| Task description |
Pick out every line holding the string "mich" and copy it.
▬▬▬▬▬▬
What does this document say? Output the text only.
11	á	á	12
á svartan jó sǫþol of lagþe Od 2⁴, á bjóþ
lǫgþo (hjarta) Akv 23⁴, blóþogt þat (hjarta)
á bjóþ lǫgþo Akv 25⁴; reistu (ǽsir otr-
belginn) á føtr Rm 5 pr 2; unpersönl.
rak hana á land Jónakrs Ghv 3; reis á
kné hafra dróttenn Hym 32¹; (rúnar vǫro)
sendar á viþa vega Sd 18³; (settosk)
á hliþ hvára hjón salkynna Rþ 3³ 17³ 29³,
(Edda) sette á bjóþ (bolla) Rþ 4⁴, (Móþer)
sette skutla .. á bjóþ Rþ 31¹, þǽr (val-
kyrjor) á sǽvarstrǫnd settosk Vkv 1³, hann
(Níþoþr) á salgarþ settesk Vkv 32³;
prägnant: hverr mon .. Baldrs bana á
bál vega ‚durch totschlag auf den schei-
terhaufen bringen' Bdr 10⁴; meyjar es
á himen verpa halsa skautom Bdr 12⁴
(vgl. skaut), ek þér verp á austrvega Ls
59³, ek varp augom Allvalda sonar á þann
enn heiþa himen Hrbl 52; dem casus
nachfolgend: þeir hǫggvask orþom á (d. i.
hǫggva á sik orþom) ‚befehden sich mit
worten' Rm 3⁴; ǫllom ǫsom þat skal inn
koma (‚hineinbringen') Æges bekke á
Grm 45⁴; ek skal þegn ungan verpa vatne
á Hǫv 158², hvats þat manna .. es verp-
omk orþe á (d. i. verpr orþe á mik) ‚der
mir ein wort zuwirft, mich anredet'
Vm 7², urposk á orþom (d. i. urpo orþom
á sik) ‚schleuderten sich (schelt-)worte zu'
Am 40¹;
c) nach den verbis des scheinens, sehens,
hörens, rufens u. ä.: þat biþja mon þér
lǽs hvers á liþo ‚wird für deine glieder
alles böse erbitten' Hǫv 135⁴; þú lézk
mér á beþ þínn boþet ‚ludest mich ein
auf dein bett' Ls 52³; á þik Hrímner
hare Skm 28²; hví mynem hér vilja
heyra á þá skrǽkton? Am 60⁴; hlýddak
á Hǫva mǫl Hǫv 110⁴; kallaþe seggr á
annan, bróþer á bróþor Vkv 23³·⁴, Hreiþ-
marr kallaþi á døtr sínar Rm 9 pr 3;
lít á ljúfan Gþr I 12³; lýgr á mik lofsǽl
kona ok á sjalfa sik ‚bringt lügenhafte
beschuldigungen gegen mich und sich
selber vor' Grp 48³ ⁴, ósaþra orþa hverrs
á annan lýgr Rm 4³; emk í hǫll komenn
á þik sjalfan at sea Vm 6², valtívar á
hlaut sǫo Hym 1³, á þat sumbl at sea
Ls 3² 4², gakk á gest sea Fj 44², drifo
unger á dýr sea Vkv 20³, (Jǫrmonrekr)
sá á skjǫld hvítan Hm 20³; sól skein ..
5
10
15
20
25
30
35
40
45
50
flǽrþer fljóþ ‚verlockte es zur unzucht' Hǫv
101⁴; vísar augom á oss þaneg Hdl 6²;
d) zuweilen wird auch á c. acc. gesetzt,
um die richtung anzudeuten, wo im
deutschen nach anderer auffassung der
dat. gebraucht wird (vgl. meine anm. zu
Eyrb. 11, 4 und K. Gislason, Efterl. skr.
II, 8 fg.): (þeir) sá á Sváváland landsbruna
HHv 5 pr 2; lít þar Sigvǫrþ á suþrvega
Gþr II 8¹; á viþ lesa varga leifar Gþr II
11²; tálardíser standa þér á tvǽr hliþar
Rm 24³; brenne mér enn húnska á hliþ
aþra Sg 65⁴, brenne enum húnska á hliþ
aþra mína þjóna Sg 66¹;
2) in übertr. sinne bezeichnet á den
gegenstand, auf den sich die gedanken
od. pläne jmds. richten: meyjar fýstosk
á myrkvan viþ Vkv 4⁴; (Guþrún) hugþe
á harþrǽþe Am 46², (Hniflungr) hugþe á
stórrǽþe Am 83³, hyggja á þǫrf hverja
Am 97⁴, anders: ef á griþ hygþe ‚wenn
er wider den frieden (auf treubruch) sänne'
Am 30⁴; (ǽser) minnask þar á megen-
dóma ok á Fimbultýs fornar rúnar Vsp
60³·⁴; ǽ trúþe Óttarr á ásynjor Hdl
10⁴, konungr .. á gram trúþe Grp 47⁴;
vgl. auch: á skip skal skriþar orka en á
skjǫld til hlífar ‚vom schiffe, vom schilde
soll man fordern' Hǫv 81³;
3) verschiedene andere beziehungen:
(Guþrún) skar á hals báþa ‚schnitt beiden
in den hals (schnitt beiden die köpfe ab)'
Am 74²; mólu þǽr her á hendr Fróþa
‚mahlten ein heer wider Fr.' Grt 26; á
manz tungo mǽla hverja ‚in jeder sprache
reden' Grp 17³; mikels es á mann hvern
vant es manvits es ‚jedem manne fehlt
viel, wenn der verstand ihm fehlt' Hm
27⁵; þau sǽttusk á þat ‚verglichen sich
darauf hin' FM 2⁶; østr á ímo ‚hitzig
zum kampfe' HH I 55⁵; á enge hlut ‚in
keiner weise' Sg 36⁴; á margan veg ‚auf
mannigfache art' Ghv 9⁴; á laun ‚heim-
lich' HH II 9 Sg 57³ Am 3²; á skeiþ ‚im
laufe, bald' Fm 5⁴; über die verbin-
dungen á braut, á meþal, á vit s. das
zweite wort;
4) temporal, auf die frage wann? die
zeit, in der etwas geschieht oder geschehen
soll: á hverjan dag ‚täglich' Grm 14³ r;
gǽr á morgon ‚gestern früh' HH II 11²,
▬▬▬▬▬▬
| Completed task |
mir ein wort zuwirft, mich anredet'
mér á beþ þínn boþet ‚ludest mich ein
beschuldigungen gegen mich und sich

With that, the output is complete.